PROBLEM DESCRIPTION: Write every entry out again exactly, please, and skip the pictures.

━━━━━━━━━━━━━━━━━━━━

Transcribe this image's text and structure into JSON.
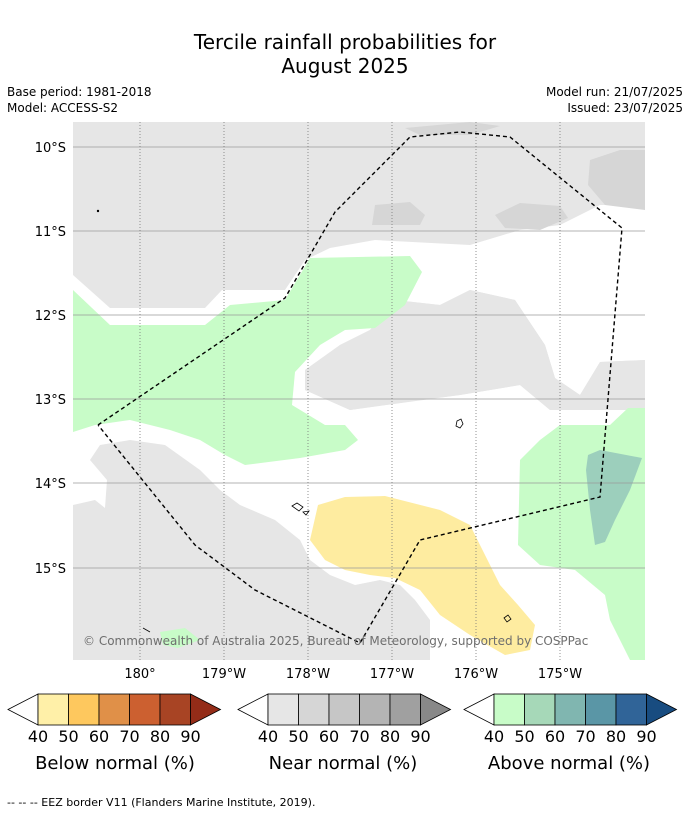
{
  "title_line1": "Tercile rainfall probabilities for",
  "title_line2": "August 2025",
  "meta": {
    "base_period": "Base period: 1981-2018",
    "model": "Model: ACCESS-S2",
    "model_run": "Model run: 21/07/2025",
    "issued": "Issued: 23/07/2025"
  },
  "map": {
    "lat_labels": [
      "10°S",
      "11°S",
      "12°S",
      "13°S",
      "14°S",
      "15°S"
    ],
    "lon_labels": [
      "180°",
      "179°W",
      "178°W",
      "177°W",
      "176°W",
      "175°W"
    ],
    "copyright": "© Commonwealth of Australia 2025, Bureau of Meteorology, supported by COSPPac",
    "colors": {
      "near_normal_40": "#e6e6e6",
      "near_normal_50": "#d6d6d6",
      "above_normal_40": "#c8fcc8",
      "above_normal_60": "#9ccfbc",
      "below_normal_40": "#feeca0"
    }
  },
  "colorbars": [
    {
      "label": "Below normal (%)",
      "ticks": [
        "40",
        "50",
        "60",
        "70",
        "80",
        "90"
      ],
      "colors": [
        "#fff0a8",
        "#fec85e",
        "#e09048",
        "#cc6030",
        "#a84424",
        "#942c18"
      ]
    },
    {
      "label": "Near normal (%)",
      "ticks": [
        "40",
        "50",
        "60",
        "70",
        "80",
        "90"
      ],
      "colors": [
        "#e6e6e6",
        "#d6d6d6",
        "#c6c6c6",
        "#b4b4b4",
        "#a0a0a0",
        "#888888"
      ]
    },
    {
      "label": "Above normal (%)",
      "ticks": [
        "40",
        "50",
        "60",
        "70",
        "80",
        "90"
      ],
      "colors": [
        "#c8fcc8",
        "#a6d8b8",
        "#80b6b0",
        "#5a96a6",
        "#306498",
        "#184c80"
      ]
    }
  ],
  "footer": "--  --  -- EEZ border V11 (Flanders Marine Institute, 2019)."
}
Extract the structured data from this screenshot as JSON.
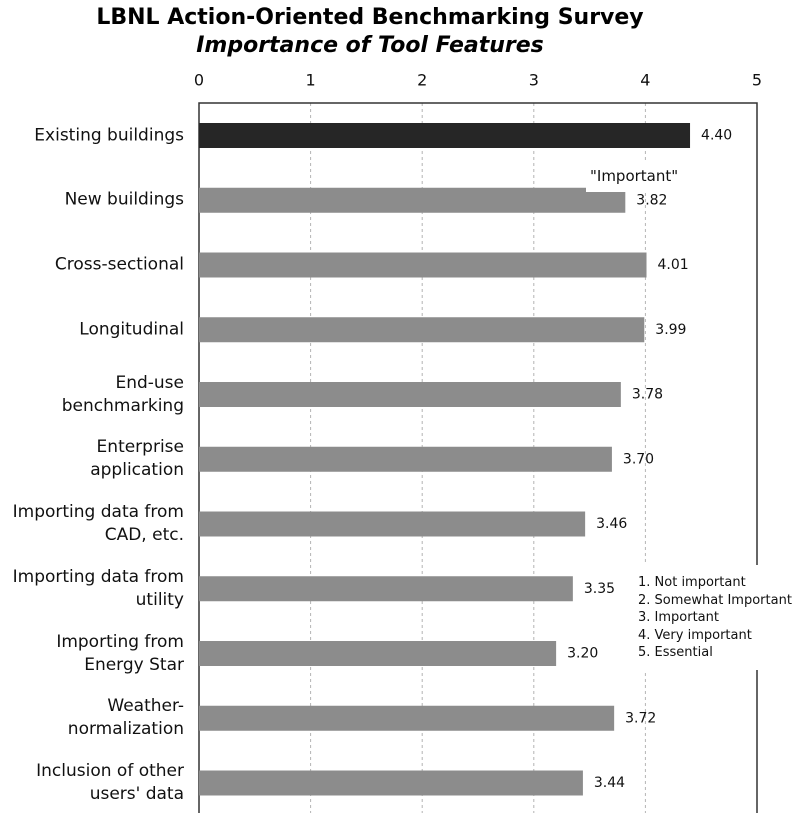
{
  "chart_data": {
    "type": "bar",
    "orientation": "horizontal",
    "title": "LBNL Action-Oriented Benchmarking Survey",
    "subtitle": "Importance of Tool Features",
    "categories": [
      "Existing buildings",
      "New buildings",
      "Cross-sectional",
      "Longitudinal",
      "End-use\nbenchmarking",
      "Enterprise\napplication",
      "Importing data from\nCAD, etc.",
      "Importing data from\nutility",
      "Importing from\nEnergy Star",
      "Weather-\nnormalization",
      "Inclusion of other\nusers' data"
    ],
    "values": [
      4.4,
      3.82,
      4.01,
      3.99,
      3.78,
      3.7,
      3.46,
      3.35,
      3.2,
      3.72,
      3.44
    ],
    "value_labels": [
      "4.40",
      "3.82",
      "4.01",
      "3.99",
      "3.78",
      "3.70",
      "3.46",
      "3.35",
      "3.20",
      "3.72",
      "3.44"
    ],
    "xlim": [
      0,
      5
    ],
    "xticks": [
      0,
      1,
      2,
      3,
      4,
      5
    ],
    "x_axis_position": "top",
    "grid": true,
    "bar_color": "#8c8c8c",
    "highlight": {
      "index": 0,
      "color": "#262626"
    },
    "annotations": [
      "\"Important\""
    ],
    "legend": {
      "placement": "bottom-right",
      "entries": [
        "1. Not important",
        "2. Somewhat Important",
        "3. Important",
        "4. Very important",
        "5. Essential"
      ]
    }
  }
}
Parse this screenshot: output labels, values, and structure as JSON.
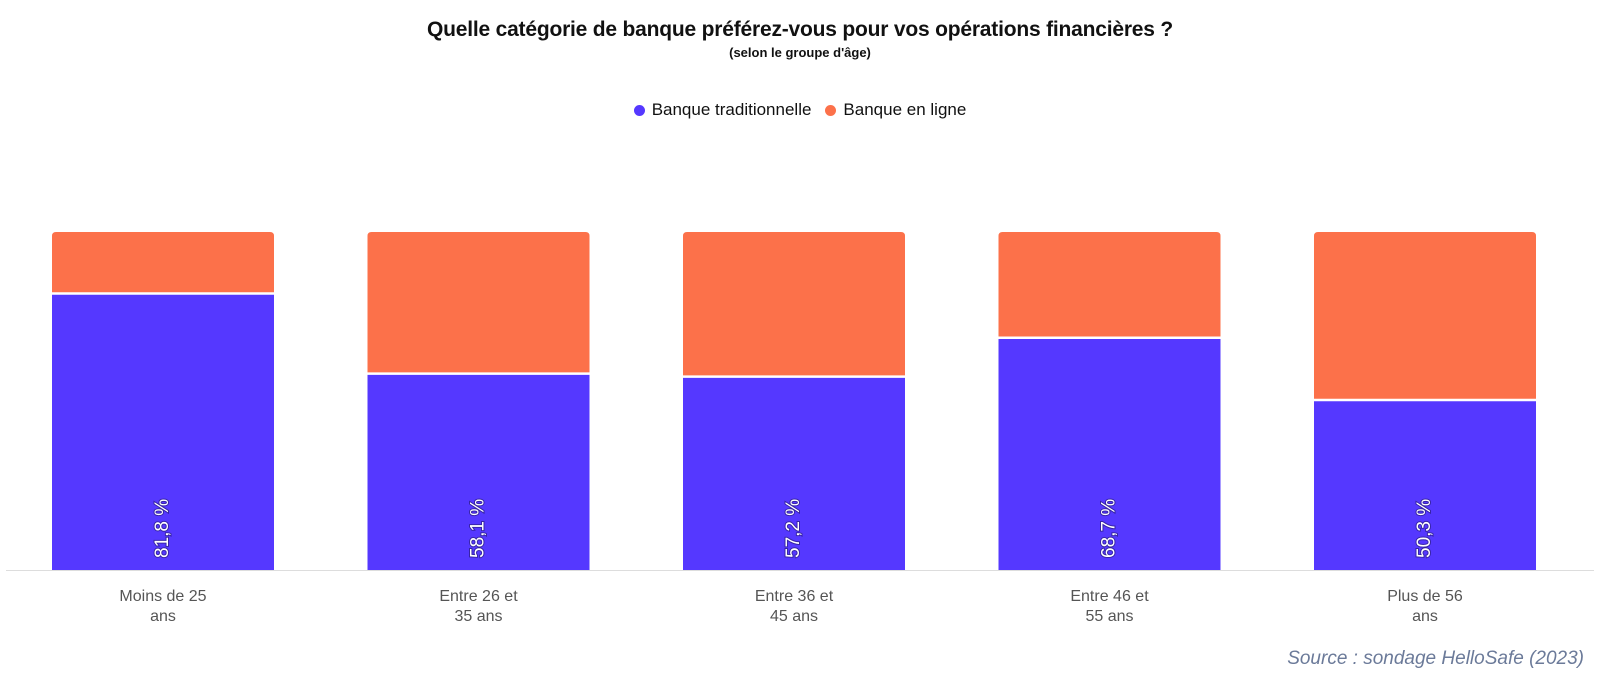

━━━━━━━━━━━━━━━━━━━━

WRITTEN RESPONSE:
Transcribe this image's text and structure into JSON.
{
  "title_line1": "Tercile rainfall probabilities for",
  "title_line2": "August 2025",
  "meta": {
    "base_period": "Base period: 1981-2018",
    "model": "Model: ACCESS-S2",
    "model_run": "Model run: 21/07/2025",
    "issued": "Issued: 23/07/2025"
  },
  "map": {
    "lat_labels": [
      "10°S",
      "11°S",
      "12°S",
      "13°S",
      "14°S",
      "15°S"
    ],
    "lon_labels": [
      "180°",
      "179°W",
      "178°W",
      "177°W",
      "176°W",
      "175°W"
    ],
    "copyright": "© Commonwealth of Australia 2025, Bureau of Meteorology, supported by COSPPac",
    "colors": {
      "near_normal_40": "#e6e6e6",
      "near_normal_50": "#d6d6d6",
      "above_normal_40": "#c8fcc8",
      "above_normal_60": "#9ccfbc",
      "below_normal_40": "#feeca0"
    }
  },
  "colorbars": [
    {
      "label": "Below normal (%)",
      "ticks": [
        "40",
        "50",
        "60",
        "70",
        "80",
        "90"
      ],
      "colors": [
        "#fff0a8",
        "#fec85e",
        "#e09048",
        "#cc6030",
        "#a84424",
        "#942c18"
      ]
    },
    {
      "label": "Near normal (%)",
      "ticks": [
        "40",
        "50",
        "60",
        "70",
        "80",
        "90"
      ],
      "colors": [
        "#e6e6e6",
        "#d6d6d6",
        "#c6c6c6",
        "#b4b4b4",
        "#a0a0a0",
        "#888888"
      ]
    },
    {
      "label": "Above normal (%)",
      "ticks": [
        "40",
        "50",
        "60",
        "70",
        "80",
        "90"
      ],
      "colors": [
        "#c8fcc8",
        "#a6d8b8",
        "#80b6b0",
        "#5a96a6",
        "#306498",
        "#184c80"
      ]
    }
  ],
  "footer": "--  --  -- EEZ border V11 (Flanders Marine Institute, 2019)."
}
Extract the structured data from this screenshot as JSON.
{
  "chart_data": {
    "type": "bar",
    "orientation": "horizontal",
    "title": "LBNL Action-Oriented Benchmarking Survey",
    "subtitle": "Importance of Tool Features",
    "categories": [
      "Existing buildings",
      "New buildings",
      "Cross-sectional",
      "Longitudinal",
      "End-use\nbenchmarking",
      "Enterprise\napplication",
      "Importing data from\nCAD, etc.",
      "Importing data from\nutility",
      "Importing from\nEnergy Star",
      "Weather-\nnormalization",
      "Inclusion of other\nusers' data"
    ],
    "values": [
      4.4,
      3.82,
      4.01,
      3.99,
      3.78,
      3.7,
      3.46,
      3.35,
      3.2,
      3.72,
      3.44
    ],
    "value_labels": [
      "4.40",
      "3.82",
      "4.01",
      "3.99",
      "3.78",
      "3.70",
      "3.46",
      "3.35",
      "3.20",
      "3.72",
      "3.44"
    ],
    "xlim": [
      0,
      5
    ],
    "xticks": [
      0,
      1,
      2,
      3,
      4,
      5
    ],
    "x_axis_position": "top",
    "grid": true,
    "bar_color": "#8c8c8c",
    "highlight": {
      "index": 0,
      "color": "#262626"
    },
    "annotations": [
      "\"Important\""
    ],
    "legend": {
      "placement": "bottom-right",
      "entries": [
        "1. Not important",
        "2. Somewhat Important",
        "3. Important",
        "4. Very important",
        "5. Essential"
      ]
    }
  }
}
Parse this screenshot: output labels, values, and structure as JSON.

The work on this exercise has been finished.